Records contained in a dataset:
★ ★ ★ ★
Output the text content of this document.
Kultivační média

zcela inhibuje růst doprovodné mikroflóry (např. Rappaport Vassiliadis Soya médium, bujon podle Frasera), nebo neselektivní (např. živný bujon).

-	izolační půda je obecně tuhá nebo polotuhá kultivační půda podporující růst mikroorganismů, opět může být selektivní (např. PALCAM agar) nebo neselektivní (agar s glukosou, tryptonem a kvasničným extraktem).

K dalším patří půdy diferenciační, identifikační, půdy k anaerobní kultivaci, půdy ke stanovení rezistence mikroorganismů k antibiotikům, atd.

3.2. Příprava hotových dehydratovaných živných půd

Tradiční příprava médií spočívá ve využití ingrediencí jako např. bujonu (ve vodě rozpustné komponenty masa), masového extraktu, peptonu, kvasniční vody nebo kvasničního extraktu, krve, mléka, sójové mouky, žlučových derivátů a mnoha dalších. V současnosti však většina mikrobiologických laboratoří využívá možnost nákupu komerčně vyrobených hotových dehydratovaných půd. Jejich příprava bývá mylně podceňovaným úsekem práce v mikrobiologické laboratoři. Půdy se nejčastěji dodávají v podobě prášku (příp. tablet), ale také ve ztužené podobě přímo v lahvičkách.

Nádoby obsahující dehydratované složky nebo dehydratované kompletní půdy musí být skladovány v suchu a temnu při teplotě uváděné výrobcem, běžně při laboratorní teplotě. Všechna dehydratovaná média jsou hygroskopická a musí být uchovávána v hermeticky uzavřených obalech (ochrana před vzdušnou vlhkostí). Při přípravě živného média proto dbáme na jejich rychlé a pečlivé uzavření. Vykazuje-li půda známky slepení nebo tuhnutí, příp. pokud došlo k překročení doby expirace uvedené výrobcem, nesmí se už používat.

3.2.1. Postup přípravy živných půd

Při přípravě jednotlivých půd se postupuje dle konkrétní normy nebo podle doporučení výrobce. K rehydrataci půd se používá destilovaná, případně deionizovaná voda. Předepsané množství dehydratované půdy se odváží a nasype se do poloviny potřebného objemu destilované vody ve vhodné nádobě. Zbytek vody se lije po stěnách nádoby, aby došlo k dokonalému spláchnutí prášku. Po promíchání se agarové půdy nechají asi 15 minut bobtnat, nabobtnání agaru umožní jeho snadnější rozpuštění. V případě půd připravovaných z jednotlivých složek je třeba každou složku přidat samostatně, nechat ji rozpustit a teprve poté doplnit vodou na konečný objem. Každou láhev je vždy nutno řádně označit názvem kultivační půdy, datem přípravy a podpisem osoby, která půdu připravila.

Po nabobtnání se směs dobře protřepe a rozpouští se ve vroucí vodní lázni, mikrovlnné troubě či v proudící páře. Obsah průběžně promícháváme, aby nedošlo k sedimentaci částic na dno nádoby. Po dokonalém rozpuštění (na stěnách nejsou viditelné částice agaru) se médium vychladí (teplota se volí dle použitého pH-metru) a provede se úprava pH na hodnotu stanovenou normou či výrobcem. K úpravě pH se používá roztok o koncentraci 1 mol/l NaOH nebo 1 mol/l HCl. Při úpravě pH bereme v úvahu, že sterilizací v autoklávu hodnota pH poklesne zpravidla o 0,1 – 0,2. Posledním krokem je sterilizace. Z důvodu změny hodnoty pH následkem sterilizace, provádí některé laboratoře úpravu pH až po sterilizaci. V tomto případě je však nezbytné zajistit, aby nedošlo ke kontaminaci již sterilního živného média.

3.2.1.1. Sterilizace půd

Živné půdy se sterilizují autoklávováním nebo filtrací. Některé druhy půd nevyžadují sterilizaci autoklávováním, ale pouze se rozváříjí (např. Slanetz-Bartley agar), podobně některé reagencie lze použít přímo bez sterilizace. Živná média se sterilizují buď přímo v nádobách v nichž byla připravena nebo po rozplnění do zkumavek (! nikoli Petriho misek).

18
★ ★ ★ ★
Instruction: Looking at the records above, work out how many lines include the string "půda". Give the number and nothing else.

Task result: 2